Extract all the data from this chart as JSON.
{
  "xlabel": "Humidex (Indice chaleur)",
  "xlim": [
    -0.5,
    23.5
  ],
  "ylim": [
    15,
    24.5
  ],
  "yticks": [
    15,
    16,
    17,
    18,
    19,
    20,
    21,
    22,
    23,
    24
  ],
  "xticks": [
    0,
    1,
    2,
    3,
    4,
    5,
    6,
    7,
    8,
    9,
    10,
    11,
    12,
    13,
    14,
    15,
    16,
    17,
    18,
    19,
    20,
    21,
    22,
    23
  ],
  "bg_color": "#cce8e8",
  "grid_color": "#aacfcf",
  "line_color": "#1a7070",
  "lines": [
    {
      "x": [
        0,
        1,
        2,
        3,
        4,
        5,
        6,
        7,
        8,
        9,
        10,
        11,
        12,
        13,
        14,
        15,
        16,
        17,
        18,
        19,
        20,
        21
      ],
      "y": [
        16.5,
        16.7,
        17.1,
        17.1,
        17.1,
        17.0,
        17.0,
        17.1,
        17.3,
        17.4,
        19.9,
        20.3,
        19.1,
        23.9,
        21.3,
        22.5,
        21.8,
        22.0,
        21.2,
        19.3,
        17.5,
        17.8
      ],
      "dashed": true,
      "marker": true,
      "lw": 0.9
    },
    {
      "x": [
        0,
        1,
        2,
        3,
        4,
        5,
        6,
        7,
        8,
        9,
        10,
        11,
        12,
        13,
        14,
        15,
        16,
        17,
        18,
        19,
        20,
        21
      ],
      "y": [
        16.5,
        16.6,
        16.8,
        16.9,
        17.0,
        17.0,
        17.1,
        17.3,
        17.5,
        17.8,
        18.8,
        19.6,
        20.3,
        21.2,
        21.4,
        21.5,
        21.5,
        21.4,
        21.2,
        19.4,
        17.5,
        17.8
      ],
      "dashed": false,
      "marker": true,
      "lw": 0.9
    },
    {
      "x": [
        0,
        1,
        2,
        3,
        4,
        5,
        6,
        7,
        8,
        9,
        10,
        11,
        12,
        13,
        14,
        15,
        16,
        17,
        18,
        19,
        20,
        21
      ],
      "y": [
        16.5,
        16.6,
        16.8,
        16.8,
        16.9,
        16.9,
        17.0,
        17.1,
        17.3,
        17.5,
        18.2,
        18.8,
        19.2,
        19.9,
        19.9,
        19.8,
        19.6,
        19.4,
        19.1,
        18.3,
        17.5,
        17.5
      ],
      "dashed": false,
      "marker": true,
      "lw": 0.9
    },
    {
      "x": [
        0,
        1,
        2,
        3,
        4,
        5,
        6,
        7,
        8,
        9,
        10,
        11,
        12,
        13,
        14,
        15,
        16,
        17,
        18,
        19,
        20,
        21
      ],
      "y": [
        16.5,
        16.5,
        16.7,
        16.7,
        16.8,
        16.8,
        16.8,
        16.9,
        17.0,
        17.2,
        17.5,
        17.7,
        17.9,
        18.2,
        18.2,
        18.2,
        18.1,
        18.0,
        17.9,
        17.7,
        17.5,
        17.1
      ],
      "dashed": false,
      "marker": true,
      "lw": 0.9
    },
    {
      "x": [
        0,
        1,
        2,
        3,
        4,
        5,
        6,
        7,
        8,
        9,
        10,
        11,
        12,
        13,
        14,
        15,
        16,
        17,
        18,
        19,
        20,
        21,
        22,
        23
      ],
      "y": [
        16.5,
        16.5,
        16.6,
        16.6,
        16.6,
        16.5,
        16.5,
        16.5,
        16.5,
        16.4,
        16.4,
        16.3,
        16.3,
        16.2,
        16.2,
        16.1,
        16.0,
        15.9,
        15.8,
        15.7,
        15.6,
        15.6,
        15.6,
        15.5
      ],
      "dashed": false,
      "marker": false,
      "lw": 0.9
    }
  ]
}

EXERCISE REQUIREMENTS -
Reproduce the full set of records precisely.

REPLY -
Extract all the data from this chart as JSON.
{
  "xlabel": "Humidex (Indice chaleur)",
  "xlim": [
    -0.5,
    23.5
  ],
  "ylim": [
    15,
    24.5
  ],
  "yticks": [
    15,
    16,
    17,
    18,
    19,
    20,
    21,
    22,
    23,
    24
  ],
  "xticks": [
    0,
    1,
    2,
    3,
    4,
    5,
    6,
    7,
    8,
    9,
    10,
    11,
    12,
    13,
    14,
    15,
    16,
    17,
    18,
    19,
    20,
    21,
    22,
    23
  ],
  "bg_color": "#cce8e8",
  "grid_color": "#aacfcf",
  "line_color": "#1a7070",
  "lines": [
    {
      "x": [
        0,
        1,
        2,
        3,
        4,
        5,
        6,
        7,
        8,
        9,
        10,
        11,
        12,
        13,
        14,
        15,
        16,
        17,
        18,
        19,
        20,
        21
      ],
      "y": [
        16.5,
        16.7,
        17.1,
        17.1,
        17.1,
        17.0,
        17.0,
        17.1,
        17.3,
        17.4,
        19.9,
        20.3,
        19.1,
        23.9,
        21.3,
        22.5,
        21.8,
        22.0,
        21.2,
        19.3,
        17.5,
        17.8
      ],
      "dashed": true,
      "marker": true,
      "lw": 0.9
    },
    {
      "x": [
        0,
        1,
        2,
        3,
        4,
        5,
        6,
        7,
        8,
        9,
        10,
        11,
        12,
        13,
        14,
        15,
        16,
        17,
        18,
        19,
        20,
        21
      ],
      "y": [
        16.5,
        16.6,
        16.8,
        16.9,
        17.0,
        17.0,
        17.1,
        17.3,
        17.5,
        17.8,
        18.8,
        19.6,
        20.3,
        21.2,
        21.4,
        21.5,
        21.5,
        21.4,
        21.2,
        19.4,
        17.5,
        17.8
      ],
      "dashed": false,
      "marker": true,
      "lw": 0.9
    },
    {
      "x": [
        0,
        1,
        2,
        3,
        4,
        5,
        6,
        7,
        8,
        9,
        10,
        11,
        12,
        13,
        14,
        15,
        16,
        17,
        18,
        19,
        20,
        21
      ],
      "y": [
        16.5,
        16.6,
        16.8,
        16.8,
        16.9,
        16.9,
        17.0,
        17.1,
        17.3,
        17.5,
        18.2,
        18.8,
        19.2,
        19.9,
        19.9,
        19.8,
        19.6,
        19.4,
        19.1,
        18.3,
        17.5,
        17.5
      ],
      "dashed": false,
      "marker": true,
      "lw": 0.9
    },
    {
      "x": [
        0,
        1,
        2,
        3,
        4,
        5,
        6,
        7,
        8,
        9,
        10,
        11,
        12,
        13,
        14,
        15,
        16,
        17,
        18,
        19,
        20,
        21
      ],
      "y": [
        16.5,
        16.5,
        16.7,
        16.7,
        16.8,
        16.8,
        16.8,
        16.9,
        17.0,
        17.2,
        17.5,
        17.7,
        17.9,
        18.2,
        18.2,
        18.2,
        18.1,
        18.0,
        17.9,
        17.7,
        17.5,
        17.1
      ],
      "dashed": false,
      "marker": true,
      "lw": 0.9
    },
    {
      "x": [
        0,
        1,
        2,
        3,
        4,
        5,
        6,
        7,
        8,
        9,
        10,
        11,
        12,
        13,
        14,
        15,
        16,
        17,
        18,
        19,
        20,
        21,
        22,
        23
      ],
      "y": [
        16.5,
        16.5,
        16.6,
        16.6,
        16.6,
        16.5,
        16.5,
        16.5,
        16.5,
        16.4,
        16.4,
        16.3,
        16.3,
        16.2,
        16.2,
        16.1,
        16.0,
        15.9,
        15.8,
        15.7,
        15.6,
        15.6,
        15.6,
        15.5
      ],
      "dashed": false,
      "marker": false,
      "lw": 0.9
    }
  ]
}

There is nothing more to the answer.